EXERCISE DIRECTIONS:
Each line of the material must be returned exactly.

-- start of RECORDS SUPPLIED --

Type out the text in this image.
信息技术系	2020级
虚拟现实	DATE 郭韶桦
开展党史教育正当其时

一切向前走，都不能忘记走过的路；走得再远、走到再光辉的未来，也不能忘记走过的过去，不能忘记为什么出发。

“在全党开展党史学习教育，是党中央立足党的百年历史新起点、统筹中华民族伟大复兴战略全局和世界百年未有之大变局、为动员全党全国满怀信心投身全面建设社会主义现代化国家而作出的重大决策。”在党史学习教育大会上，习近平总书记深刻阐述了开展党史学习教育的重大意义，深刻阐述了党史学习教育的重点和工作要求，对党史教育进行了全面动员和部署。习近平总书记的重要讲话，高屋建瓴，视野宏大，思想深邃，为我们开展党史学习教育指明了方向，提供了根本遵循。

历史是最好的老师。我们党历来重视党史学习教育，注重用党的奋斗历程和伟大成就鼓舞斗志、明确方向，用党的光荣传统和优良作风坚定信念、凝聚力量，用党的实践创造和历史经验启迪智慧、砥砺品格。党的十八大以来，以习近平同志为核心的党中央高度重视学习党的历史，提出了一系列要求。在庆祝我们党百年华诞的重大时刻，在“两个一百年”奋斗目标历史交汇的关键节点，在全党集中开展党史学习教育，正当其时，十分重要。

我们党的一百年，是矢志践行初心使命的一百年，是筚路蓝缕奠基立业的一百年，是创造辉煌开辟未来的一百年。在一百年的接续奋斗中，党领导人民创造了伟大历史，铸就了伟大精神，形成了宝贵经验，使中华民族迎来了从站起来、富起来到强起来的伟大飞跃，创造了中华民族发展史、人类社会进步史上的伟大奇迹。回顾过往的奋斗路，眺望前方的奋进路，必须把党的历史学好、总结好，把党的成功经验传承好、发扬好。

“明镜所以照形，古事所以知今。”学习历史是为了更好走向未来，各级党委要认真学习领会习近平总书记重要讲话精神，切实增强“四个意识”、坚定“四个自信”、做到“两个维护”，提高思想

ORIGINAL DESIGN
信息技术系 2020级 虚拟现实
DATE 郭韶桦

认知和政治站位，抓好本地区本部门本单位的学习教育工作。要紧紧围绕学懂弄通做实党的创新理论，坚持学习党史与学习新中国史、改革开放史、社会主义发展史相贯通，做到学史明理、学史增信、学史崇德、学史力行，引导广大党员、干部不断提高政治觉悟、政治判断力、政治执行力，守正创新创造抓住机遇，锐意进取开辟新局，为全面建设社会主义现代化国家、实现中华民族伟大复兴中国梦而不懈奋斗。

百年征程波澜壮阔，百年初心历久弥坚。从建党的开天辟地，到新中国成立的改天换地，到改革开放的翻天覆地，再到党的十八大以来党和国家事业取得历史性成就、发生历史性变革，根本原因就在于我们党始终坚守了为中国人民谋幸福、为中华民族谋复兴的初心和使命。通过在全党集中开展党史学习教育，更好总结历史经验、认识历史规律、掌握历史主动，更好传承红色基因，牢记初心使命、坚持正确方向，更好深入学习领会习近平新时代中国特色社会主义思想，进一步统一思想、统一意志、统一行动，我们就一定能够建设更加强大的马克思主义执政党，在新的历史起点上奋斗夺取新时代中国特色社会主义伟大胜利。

-- end of RECORDS SUPPLIED --

RESPONSE TO THIS EXERCISE:
Type out the text in this image.
信息技术系	2020级
虚拟现实	DATE 郭韶桦
开展党史教育正当其时

一切向前走，都不能忘记走过的路；走得再远、走到再光辉的未来，也不能忘记走过的过去，不能忘记为什么出发。

“在全党开展党史学习教育，是党中央立足党的百年历史新起点、统筹中华民族伟大复兴战略全局和世界百年未有之大变局、为动员全党全国满怀信心投身全面建设社会主义现代化国家而作出的重大决策。”在党史学习教育大会上，习近平总书记深刻阐述了开展党史学习教育的重大意义，深刻阐述了党史学习教育的重点和工作要求，对党史教育进行了全面动员和部署。习近平总书记的重要讲话，高屋建瓴，视野宏大，思想深邃，为我们开展党史学习教育指明了方向，提供了根本遵循。

历史是最好的老师。我们党历来重视党史学习教育，注重用党的奋斗历程和伟大成就鼓舞斗志、明确方向，用党的光荣传统和优良作风坚定信念、凝聚力量，用党的实践创造和历史经验启迪智慧、砥砺品格。党的十八大以来，以习近平同志为核心的党中央高度重视学习党的历史，提出了一系列要求。在庆祝我们党百年华诞的重大时刻，在“两个一百年”奋斗目标历史交汇的关键节点，在全党集中开展党史学习教育，正当其时，十分重要。

我们党的一百年，是矢志践行初心使命的一百年，是筚路蓝缕奠基立业的一百年，是创造辉煌开辟未来的一百年。在一百年的接续奋斗中，党领导人民创造了伟大历史，铸就了伟大精神，形成了宝贵经验，使中华民族迎来了从站起来、富起来到强起来的伟大飞跃，创造了中华民族发展史、人类社会进步史上的伟大奇迹。回顾过往的奋斗路，眺望前方的奋进路，必须把党的历史学好、总结好，把党的成功经验传承好、发扬好。

“明镜所以照形，古事所以知今。”学习历史是为了更好走向未来，各级党委要认真学习领会习近平总书记重要讲话精神，切实增强“四个意识”、坚定“四个自信”、做到“两个维护”，提高思想

ORIGINAL DESIGN
信息技术系 2020级 虚拟现实
DATE 郭韶桦

认知和政治站位，抓好本地区本部门本单位的学习教育工作。要紧紧围绕学懂弄通做实党的创新理论，坚持学习党史与学习新中国史、改革开放史、社会主义发展史相贯通，做到学史明理、学史增信、学史崇德、学史力行，引导广大党员、干部不断提高政治觉悟、政治判断力、政治执行力，守正创新创造抓住机遇，锐意进取开辟新局，为全面建设社会主义现代化国家、实现中华民族伟大复兴中国梦而不懈奋斗。

百年征程波澜壮阔，百年初心历久弥坚。从建党的开天辟地，到新中国成立的改天换地，到改革开放的翻天覆地，再到党的十八大以来党和国家事业取得历史性成就、发生历史性变革，根本原因就在于我们党始终坚守了为中国人民谋幸福、为中华民族谋复兴的初心和使命。通过在全党集中开展党史学习教育，更好总结历史经验、认识历史规律、掌握历史主动，更好传承红色基因，牢记初心使命、坚持正确方向，更好深入学习领会习近平新时代中国特色社会主义思想，进一步统一思想、统一意志、统一行动，我们就一定能够建设更加强大的马克思主义执政党，在新的历史起点上奋斗夺取新时代中国特色社会主义伟大胜利。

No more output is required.